**Information shown:**
•••••

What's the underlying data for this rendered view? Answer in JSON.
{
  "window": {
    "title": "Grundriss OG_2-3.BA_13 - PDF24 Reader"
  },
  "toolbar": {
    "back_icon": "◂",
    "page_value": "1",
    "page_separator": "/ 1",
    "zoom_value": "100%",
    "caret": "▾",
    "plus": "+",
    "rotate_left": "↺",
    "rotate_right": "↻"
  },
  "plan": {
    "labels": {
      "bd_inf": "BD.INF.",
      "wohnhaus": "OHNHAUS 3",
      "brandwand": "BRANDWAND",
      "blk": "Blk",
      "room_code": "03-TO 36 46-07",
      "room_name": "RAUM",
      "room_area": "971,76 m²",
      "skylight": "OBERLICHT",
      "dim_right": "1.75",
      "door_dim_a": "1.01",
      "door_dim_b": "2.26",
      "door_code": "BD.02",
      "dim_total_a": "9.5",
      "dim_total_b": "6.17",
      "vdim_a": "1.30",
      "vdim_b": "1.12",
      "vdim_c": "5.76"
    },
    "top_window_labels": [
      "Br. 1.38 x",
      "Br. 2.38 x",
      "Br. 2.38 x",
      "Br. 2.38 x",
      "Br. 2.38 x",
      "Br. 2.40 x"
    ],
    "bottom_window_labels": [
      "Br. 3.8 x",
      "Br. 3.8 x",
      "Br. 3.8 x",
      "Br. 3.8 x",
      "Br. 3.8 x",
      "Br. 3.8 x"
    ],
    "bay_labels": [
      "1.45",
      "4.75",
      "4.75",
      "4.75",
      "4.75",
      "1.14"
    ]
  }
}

•••••

**Directions for this task:** Reproduce the data in its entirety, matching each character.

**Exercise answer:**
What's the underlying data for this rendered view? Answer in JSON.
{
  "window": {
    "title": "Grundriss OG_2-3.BA_13 - PDF24 Reader"
  },
  "toolbar": {
    "back_icon": "◂",
    "page_value": "1",
    "page_separator": "/ 1",
    "zoom_value": "100%",
    "caret": "▾",
    "plus": "+",
    "rotate_left": "↺",
    "rotate_right": "↻"
  },
  "plan": {
    "labels": {
      "bd_inf": "BD.INF.",
      "wohnhaus": "OHNHAUS 3",
      "brandwand": "BRANDWAND",
      "blk": "Blk",
      "room_code": "03-TO 36 46-07",
      "room_name": "RAUM",
      "room_area": "971,76 m²",
      "skylight": "OBERLICHT",
      "dim_right": "1.75",
      "door_dim_a": "1.01",
      "door_dim_b": "2.26",
      "door_code": "BD.02",
      "dim_total_a": "9.5",
      "dim_total_b": "6.17",
      "vdim_a": "1.30",
      "vdim_b": "1.12",
      "vdim_c": "5.76"
    },
    "top_window_labels": [
      "Br. 1.38 x",
      "Br. 2.38 x",
      "Br. 2.38 x",
      "Br. 2.38 x",
      "Br. 2.38 x",
      "Br. 2.40 x"
    ],
    "bottom_window_labels": [
      "Br. 3.8 x",
      "Br. 3.8 x",
      "Br. 3.8 x",
      "Br. 3.8 x",
      "Br. 3.8 x",
      "Br. 3.8 x"
    ],
    "bay_labels": [
      "1.45",
      "4.75",
      "4.75",
      "4.75",
      "4.75",
      "1.14"
    ]
  }
}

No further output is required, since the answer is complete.